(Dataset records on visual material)
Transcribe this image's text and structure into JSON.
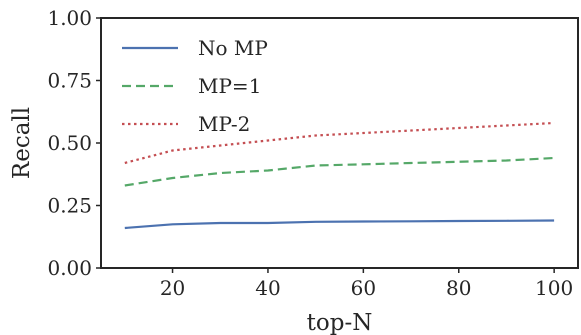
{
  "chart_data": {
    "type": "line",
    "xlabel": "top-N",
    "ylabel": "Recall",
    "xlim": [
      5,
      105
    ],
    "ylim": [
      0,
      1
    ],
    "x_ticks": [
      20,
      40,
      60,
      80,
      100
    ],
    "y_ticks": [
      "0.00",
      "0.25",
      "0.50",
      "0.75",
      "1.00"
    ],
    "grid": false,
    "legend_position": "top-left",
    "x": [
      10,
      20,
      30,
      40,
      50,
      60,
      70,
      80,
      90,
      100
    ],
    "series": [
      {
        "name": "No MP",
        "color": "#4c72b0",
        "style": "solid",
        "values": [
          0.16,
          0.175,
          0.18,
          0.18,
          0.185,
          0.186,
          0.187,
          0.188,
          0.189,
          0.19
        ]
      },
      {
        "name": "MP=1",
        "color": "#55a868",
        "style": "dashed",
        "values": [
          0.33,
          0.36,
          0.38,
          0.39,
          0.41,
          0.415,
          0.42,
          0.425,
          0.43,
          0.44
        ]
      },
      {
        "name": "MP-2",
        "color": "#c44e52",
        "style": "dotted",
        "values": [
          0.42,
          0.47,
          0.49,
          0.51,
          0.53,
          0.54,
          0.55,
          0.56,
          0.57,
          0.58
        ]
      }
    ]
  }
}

* * *

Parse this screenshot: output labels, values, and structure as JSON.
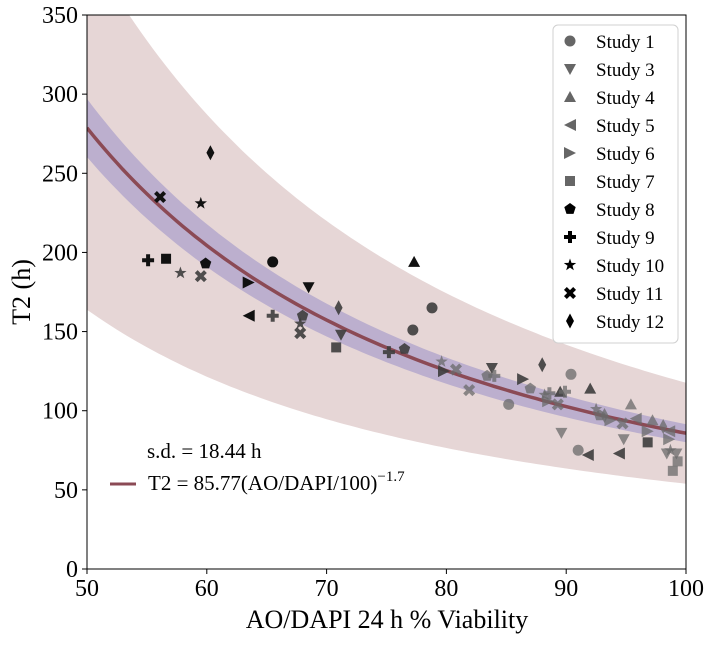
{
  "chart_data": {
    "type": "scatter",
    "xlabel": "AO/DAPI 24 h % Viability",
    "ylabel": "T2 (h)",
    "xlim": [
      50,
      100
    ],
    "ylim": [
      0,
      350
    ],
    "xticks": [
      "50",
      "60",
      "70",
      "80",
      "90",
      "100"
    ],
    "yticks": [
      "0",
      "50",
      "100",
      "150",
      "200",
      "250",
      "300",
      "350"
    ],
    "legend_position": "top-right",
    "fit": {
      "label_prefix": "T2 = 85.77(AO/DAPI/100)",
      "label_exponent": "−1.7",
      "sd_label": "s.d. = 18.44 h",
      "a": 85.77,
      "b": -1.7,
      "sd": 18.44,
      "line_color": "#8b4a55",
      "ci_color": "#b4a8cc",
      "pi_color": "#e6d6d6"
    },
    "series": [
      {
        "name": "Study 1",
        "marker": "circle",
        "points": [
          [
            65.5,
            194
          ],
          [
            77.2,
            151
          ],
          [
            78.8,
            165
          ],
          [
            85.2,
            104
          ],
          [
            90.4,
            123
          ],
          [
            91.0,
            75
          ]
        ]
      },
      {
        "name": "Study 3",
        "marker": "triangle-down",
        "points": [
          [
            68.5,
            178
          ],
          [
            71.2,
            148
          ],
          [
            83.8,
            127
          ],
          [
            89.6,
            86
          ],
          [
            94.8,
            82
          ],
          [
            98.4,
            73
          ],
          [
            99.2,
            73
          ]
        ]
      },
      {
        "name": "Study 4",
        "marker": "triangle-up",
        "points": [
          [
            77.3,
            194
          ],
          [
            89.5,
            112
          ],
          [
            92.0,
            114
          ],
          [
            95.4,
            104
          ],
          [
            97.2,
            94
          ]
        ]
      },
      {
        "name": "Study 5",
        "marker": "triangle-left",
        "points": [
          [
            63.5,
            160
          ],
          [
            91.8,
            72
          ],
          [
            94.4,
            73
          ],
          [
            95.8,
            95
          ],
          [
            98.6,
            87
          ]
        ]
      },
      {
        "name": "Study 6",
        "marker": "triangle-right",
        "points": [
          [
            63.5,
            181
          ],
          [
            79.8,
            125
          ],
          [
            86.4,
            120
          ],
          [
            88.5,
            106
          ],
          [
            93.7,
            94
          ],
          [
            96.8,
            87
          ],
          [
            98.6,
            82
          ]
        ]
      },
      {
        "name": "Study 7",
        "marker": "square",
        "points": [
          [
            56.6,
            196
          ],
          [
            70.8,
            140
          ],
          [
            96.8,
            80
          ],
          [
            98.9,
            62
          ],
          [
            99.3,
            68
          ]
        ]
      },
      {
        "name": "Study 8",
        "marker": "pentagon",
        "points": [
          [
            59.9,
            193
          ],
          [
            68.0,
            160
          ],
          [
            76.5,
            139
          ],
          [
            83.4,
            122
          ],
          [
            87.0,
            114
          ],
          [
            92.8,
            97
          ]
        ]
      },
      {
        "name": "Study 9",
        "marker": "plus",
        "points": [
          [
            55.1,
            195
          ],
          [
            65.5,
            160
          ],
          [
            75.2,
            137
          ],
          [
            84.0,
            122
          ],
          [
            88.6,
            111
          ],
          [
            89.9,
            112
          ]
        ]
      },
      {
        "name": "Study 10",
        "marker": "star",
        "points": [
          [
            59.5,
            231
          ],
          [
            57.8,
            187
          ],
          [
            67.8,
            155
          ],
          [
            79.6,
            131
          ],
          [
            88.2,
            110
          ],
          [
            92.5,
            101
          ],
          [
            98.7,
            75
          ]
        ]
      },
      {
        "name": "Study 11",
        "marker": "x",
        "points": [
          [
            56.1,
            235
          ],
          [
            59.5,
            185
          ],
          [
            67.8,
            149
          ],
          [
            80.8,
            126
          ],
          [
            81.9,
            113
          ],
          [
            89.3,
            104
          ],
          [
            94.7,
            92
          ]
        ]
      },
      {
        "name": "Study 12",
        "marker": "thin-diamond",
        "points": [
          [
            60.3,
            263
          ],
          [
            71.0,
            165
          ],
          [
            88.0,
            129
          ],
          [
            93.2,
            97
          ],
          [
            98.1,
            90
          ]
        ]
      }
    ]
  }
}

■ WRITTEN TASK: Read the entries and select each line where the word "left" is found.

■ COMPLETE RESPONSE:
    "legend_position": "top-left",
        "marker": "triangle-left",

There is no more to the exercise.